* Task goal
Write out the lines between the one holding "- page-title: Teacher" and the one holding "- sidebar-item-generate-exams[interactable]: EXAM", inclusive, copying each line unchanged.

— START OF Recorded information —

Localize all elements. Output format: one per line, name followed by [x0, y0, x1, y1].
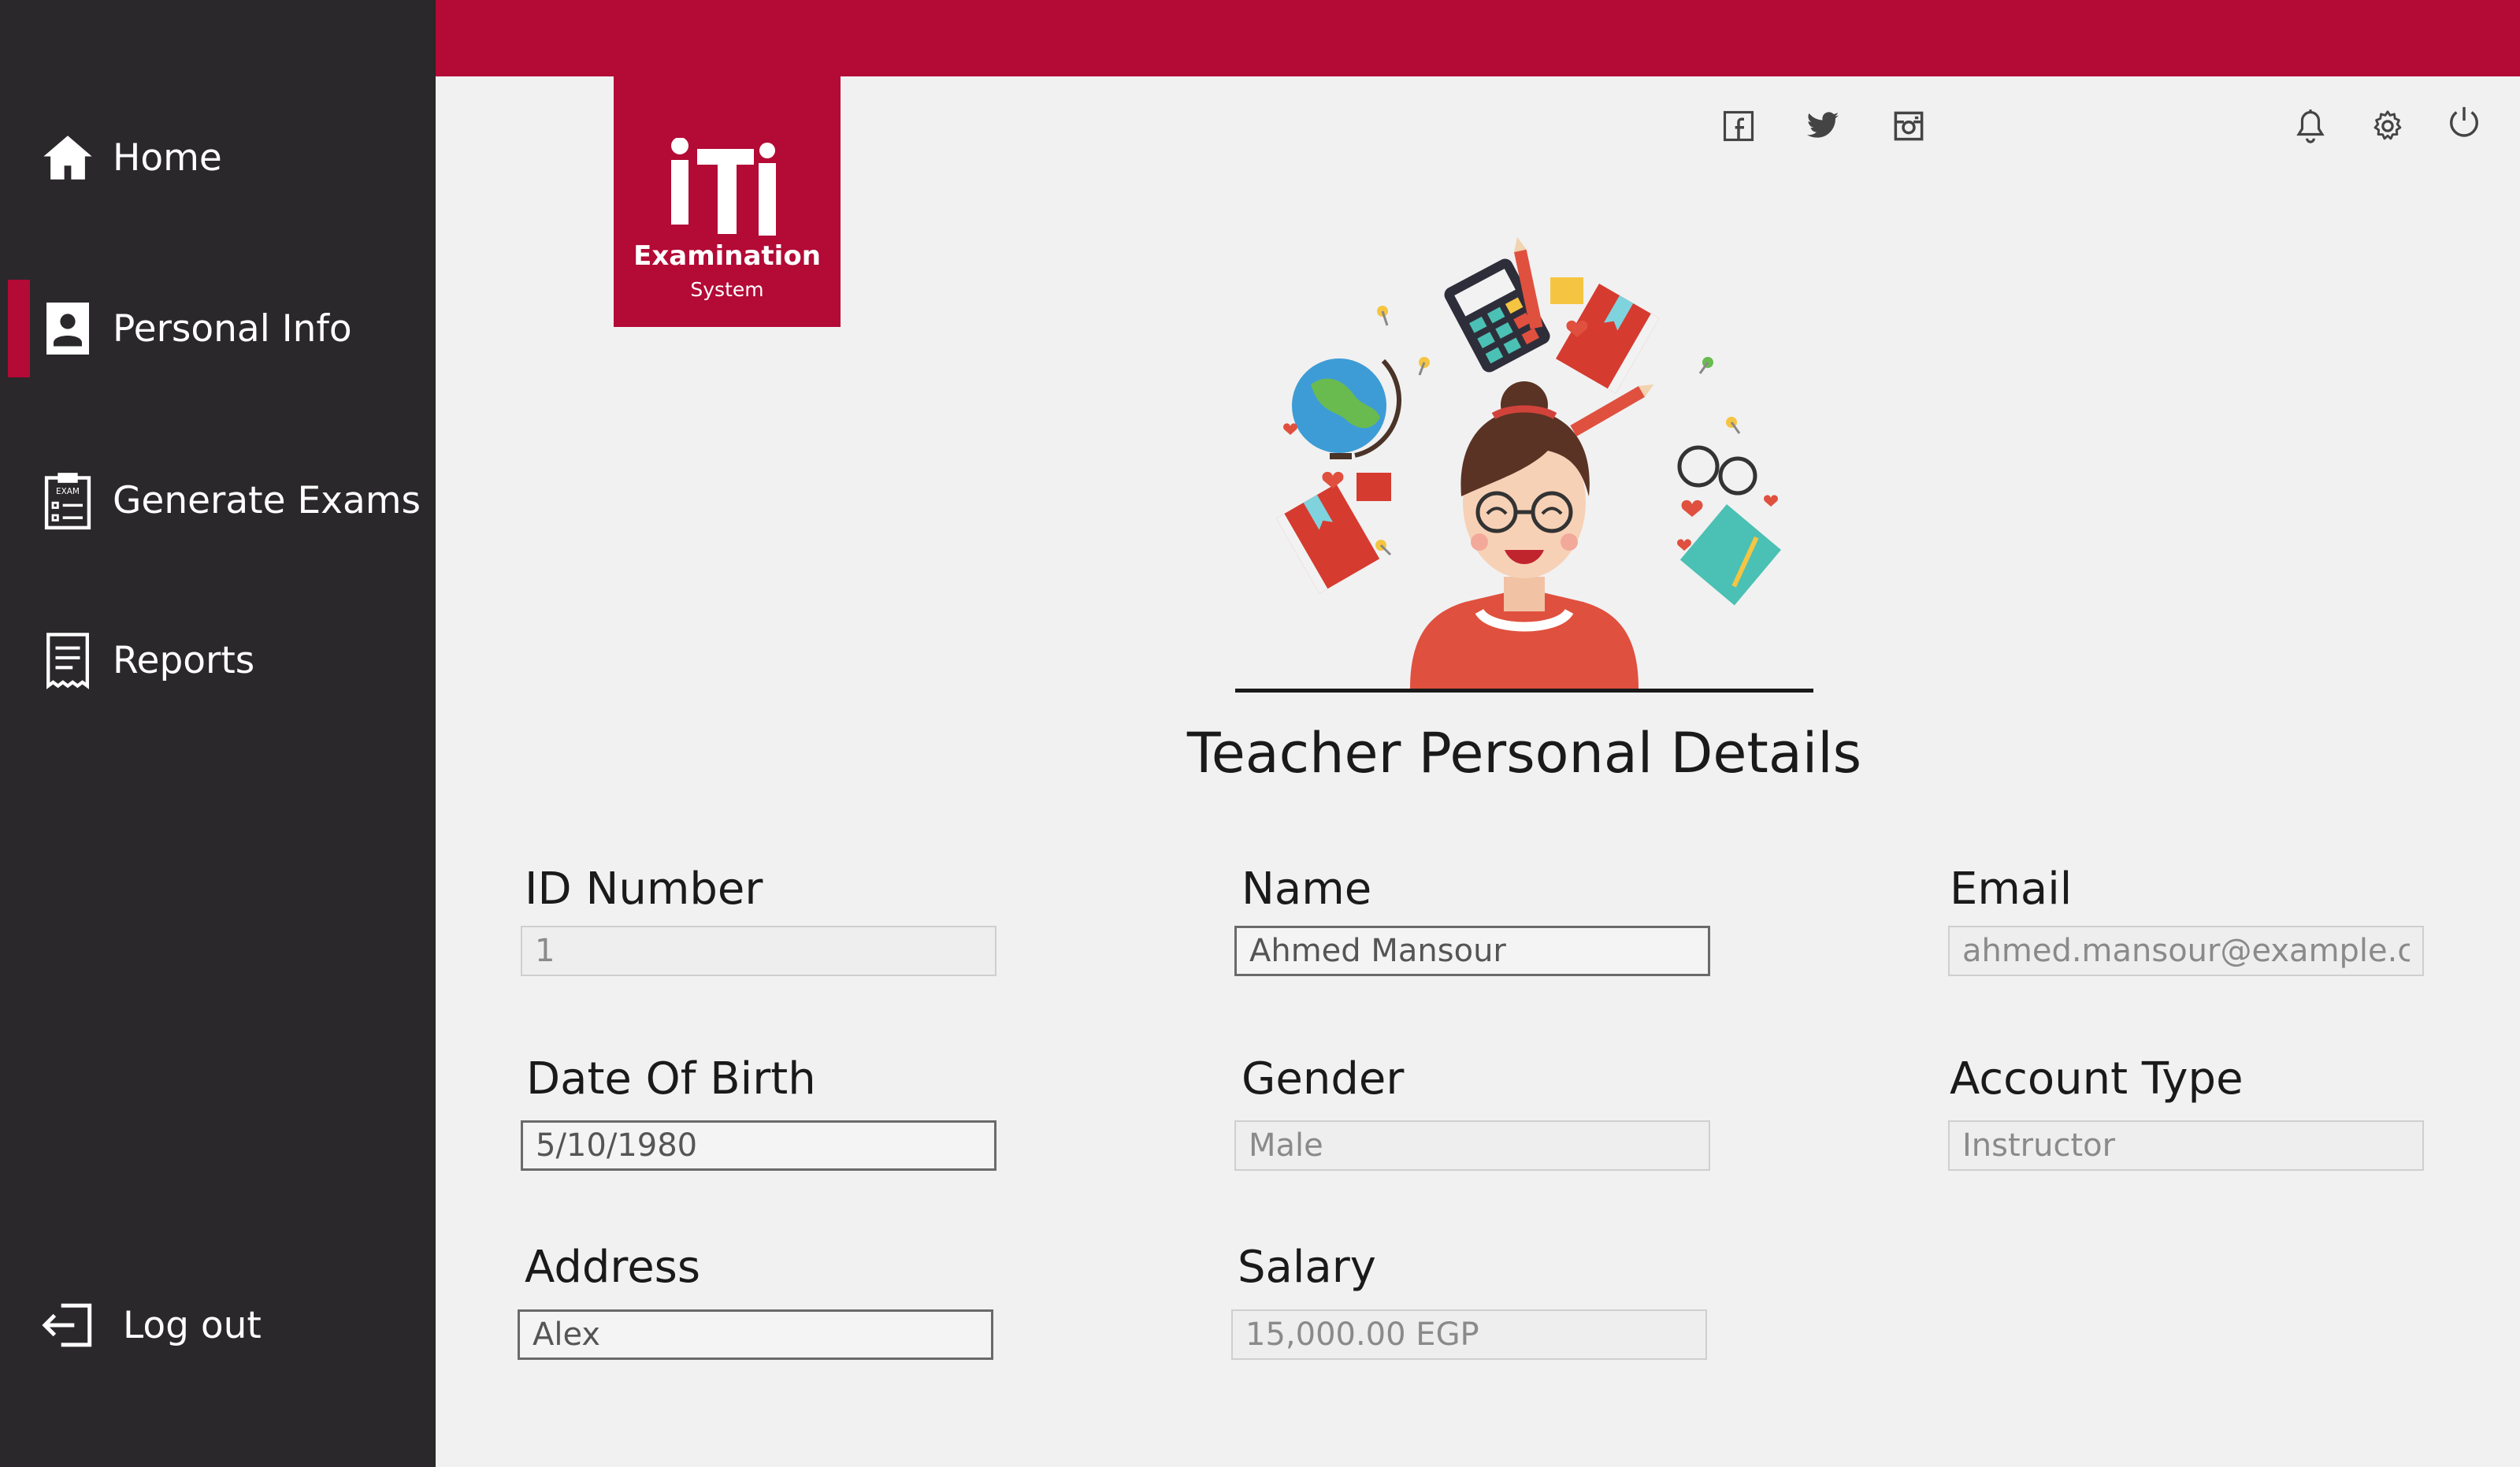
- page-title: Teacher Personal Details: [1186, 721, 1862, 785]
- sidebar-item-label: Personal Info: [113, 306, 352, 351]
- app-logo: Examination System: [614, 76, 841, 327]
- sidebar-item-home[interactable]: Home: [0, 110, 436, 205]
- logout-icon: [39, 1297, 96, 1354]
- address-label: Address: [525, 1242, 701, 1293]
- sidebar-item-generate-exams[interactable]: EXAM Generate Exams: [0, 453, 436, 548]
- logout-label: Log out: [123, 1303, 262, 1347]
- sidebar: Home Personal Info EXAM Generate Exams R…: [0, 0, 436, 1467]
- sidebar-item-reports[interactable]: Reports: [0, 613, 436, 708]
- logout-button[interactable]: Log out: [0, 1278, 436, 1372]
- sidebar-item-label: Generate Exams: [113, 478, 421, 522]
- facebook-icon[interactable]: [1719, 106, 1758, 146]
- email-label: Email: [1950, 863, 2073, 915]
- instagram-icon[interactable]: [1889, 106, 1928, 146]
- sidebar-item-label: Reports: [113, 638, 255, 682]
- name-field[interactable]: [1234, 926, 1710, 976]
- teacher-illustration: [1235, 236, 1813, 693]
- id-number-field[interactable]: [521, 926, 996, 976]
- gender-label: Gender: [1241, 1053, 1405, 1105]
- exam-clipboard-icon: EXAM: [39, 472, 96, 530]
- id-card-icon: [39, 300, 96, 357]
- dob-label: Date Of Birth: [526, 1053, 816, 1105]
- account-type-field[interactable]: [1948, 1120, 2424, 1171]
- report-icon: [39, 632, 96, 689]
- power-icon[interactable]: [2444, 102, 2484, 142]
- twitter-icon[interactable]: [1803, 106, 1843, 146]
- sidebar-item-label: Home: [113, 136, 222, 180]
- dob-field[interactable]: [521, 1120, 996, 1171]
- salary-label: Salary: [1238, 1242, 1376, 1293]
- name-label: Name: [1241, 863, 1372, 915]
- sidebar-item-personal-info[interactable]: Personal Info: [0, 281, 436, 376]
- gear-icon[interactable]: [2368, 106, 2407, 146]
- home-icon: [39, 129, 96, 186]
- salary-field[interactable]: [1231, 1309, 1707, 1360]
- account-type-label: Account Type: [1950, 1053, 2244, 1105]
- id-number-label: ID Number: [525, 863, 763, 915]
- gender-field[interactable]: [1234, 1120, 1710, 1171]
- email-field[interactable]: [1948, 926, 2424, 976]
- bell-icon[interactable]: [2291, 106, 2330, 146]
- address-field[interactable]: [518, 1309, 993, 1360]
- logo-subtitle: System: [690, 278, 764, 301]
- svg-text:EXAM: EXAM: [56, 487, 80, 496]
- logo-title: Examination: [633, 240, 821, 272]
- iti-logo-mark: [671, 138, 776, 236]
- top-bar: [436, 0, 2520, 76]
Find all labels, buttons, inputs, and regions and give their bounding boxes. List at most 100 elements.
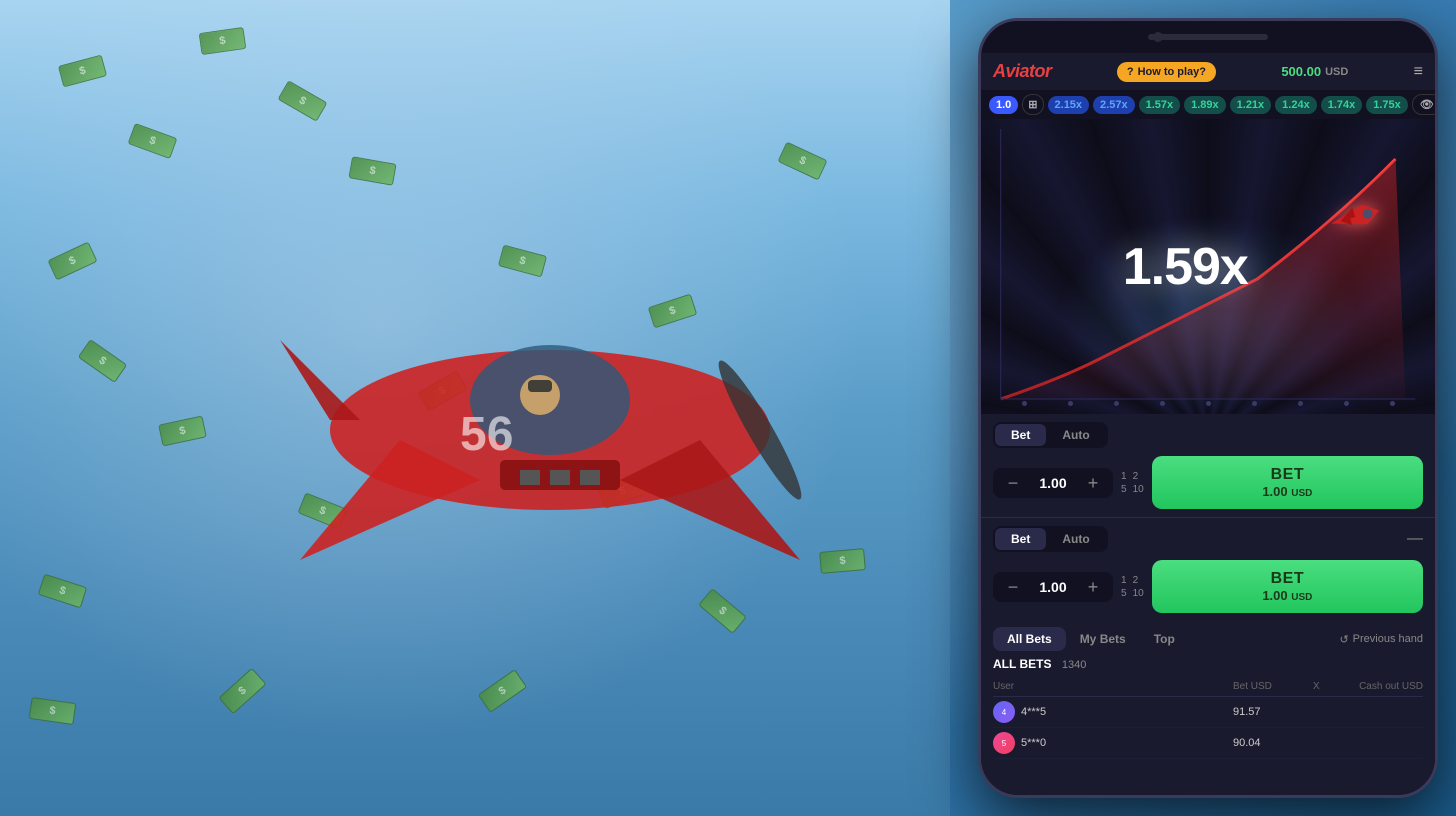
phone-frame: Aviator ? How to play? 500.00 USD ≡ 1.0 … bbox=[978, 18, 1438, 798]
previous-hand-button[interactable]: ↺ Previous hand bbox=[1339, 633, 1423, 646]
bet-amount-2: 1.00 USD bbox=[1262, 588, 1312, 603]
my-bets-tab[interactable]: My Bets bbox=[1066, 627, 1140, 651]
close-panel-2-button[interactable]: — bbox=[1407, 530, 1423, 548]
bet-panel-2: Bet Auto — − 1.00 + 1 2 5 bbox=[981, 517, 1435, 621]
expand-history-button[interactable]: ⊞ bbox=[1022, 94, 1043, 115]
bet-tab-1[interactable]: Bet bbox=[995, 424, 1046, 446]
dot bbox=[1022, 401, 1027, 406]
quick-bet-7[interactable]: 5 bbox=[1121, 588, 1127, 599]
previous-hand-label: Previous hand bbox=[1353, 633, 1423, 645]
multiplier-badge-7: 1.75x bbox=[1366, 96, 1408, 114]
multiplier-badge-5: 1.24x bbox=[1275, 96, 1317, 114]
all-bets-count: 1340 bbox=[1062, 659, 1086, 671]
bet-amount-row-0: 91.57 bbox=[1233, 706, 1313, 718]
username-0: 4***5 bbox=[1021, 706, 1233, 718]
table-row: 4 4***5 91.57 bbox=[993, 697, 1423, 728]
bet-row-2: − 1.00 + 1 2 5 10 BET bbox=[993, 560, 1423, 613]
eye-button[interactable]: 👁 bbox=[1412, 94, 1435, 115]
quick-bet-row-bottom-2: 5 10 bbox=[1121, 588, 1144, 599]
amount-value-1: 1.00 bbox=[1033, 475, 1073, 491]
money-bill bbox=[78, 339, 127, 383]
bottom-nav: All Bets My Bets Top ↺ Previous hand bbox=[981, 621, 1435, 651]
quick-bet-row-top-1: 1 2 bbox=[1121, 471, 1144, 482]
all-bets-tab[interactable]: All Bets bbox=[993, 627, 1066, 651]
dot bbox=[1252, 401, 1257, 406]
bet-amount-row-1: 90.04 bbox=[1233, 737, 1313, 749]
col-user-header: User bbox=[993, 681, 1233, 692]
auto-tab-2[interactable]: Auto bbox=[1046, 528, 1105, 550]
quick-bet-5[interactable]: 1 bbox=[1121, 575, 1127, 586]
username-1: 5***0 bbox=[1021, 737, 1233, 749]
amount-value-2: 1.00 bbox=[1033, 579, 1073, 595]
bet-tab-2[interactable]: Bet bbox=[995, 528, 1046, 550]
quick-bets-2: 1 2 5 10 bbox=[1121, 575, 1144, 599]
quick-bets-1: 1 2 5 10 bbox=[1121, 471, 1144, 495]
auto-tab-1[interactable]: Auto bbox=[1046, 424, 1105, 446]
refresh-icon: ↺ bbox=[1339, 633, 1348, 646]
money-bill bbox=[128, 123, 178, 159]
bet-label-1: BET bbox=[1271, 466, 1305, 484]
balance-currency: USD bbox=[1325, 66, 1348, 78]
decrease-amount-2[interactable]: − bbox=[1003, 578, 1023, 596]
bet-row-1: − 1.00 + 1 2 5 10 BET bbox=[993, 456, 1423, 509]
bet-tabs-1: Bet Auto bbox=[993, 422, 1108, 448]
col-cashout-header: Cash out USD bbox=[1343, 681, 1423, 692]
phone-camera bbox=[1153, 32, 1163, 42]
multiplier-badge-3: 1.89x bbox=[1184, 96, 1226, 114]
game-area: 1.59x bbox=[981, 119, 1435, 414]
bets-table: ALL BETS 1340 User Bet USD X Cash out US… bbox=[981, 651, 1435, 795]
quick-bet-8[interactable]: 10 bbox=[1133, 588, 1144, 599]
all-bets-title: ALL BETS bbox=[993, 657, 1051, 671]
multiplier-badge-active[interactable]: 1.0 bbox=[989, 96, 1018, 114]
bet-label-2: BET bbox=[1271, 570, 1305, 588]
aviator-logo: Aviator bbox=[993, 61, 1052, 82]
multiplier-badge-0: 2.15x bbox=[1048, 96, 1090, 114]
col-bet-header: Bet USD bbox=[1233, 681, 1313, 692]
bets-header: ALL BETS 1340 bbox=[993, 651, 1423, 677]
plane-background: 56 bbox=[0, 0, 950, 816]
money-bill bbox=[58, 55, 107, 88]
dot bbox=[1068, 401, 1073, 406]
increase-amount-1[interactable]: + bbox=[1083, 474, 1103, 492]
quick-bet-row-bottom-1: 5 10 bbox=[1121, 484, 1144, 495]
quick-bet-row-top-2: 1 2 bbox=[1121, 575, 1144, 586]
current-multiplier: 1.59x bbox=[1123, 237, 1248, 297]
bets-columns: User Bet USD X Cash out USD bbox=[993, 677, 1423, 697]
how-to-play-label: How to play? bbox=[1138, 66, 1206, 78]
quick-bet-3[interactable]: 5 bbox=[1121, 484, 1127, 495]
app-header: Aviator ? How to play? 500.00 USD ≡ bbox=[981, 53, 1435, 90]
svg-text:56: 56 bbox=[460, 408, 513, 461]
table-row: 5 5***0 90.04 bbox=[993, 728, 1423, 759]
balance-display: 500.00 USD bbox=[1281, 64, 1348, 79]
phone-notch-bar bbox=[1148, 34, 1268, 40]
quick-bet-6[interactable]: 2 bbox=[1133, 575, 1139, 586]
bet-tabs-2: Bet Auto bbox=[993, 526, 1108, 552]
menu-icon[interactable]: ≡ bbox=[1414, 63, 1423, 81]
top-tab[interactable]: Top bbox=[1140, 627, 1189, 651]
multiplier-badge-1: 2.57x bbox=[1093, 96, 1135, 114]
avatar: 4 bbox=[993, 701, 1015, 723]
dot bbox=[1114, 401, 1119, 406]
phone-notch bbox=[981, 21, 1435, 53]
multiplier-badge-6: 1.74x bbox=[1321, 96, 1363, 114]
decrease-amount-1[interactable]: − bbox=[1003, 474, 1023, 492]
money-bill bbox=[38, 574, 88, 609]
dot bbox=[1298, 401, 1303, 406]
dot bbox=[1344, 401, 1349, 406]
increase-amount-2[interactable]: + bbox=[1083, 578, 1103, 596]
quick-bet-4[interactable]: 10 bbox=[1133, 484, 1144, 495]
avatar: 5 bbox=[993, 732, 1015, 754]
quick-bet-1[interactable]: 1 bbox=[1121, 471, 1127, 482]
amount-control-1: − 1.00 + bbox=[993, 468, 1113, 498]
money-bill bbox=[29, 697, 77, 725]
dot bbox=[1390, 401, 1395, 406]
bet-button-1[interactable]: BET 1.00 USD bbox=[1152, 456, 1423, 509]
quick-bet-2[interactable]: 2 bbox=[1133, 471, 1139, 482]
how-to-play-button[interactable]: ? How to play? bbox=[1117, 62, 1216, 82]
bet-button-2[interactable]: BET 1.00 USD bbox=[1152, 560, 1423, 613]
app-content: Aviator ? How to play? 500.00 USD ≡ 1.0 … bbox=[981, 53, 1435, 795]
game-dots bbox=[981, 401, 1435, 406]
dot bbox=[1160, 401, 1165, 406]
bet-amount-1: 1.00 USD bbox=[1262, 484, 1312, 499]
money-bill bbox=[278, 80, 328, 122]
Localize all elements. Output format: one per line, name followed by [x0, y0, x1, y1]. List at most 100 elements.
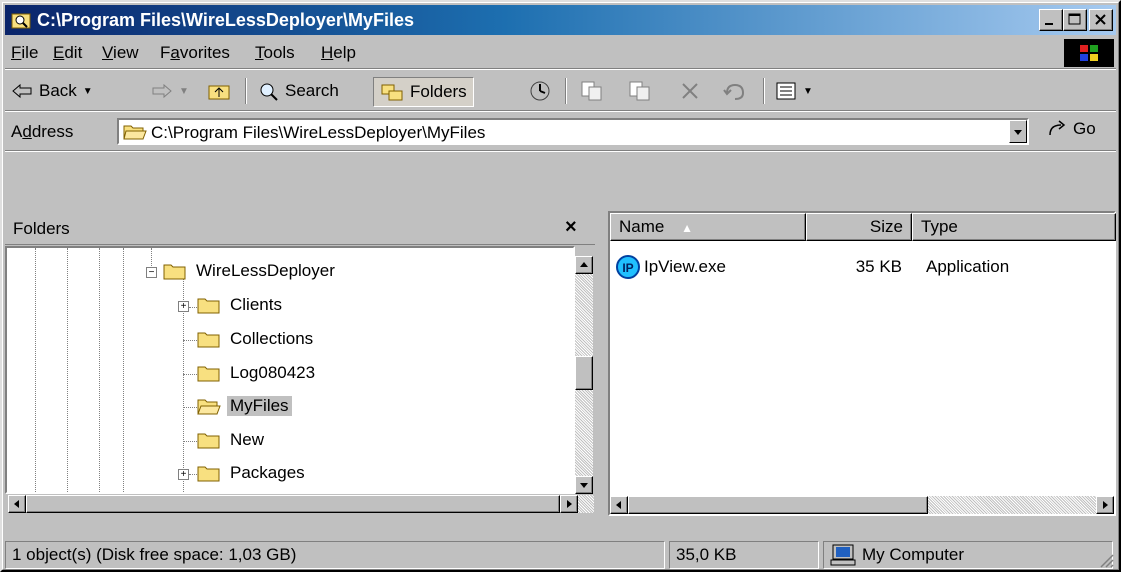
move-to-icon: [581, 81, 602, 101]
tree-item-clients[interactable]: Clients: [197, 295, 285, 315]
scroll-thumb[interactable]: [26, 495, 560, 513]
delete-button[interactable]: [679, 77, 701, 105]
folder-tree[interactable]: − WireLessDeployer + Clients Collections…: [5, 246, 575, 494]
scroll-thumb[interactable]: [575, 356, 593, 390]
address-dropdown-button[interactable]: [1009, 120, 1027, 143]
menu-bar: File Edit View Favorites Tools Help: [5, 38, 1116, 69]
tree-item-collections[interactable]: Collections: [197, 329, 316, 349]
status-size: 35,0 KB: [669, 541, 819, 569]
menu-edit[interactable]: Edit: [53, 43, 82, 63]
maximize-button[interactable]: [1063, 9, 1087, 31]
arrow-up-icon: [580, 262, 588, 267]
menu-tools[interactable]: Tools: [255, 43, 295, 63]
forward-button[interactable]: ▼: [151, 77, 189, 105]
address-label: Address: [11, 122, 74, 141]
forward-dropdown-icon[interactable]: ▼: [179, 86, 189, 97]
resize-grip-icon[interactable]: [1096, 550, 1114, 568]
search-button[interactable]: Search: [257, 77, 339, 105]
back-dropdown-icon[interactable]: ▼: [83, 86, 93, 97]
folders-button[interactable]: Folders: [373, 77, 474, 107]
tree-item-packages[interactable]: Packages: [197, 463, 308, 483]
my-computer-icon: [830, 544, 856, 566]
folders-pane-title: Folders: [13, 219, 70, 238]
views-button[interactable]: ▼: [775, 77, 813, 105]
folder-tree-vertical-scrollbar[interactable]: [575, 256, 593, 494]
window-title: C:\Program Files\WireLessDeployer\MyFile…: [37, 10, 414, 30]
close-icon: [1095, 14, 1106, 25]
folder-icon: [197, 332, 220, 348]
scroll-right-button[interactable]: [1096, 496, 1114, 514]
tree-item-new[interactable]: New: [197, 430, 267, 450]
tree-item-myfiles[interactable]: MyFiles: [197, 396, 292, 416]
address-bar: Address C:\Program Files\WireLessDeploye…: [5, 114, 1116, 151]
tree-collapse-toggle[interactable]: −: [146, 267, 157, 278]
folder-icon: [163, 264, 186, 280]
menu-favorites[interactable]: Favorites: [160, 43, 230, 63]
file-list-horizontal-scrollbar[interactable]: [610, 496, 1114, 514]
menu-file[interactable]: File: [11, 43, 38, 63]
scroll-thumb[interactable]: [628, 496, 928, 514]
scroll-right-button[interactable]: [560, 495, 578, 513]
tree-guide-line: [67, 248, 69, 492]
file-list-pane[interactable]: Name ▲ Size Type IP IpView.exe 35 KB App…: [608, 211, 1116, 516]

— END OF Recorded information —

* Full answer
- page-title: Teacher Personal Details: [1186, 721, 1862, 785]
- sidebar-item-label: Personal Info: [113, 306, 352, 351]
- app-logo: Examination System: [614, 76, 841, 327]
- sidebar-item-home[interactable]: Home: [0, 110, 436, 205]
- logout-icon: [39, 1297, 96, 1354]
- address-label: Address: [525, 1242, 701, 1293]
- sidebar-item-generate-exams[interactable]: EXAM Generate Exams: [0, 453, 436, 548]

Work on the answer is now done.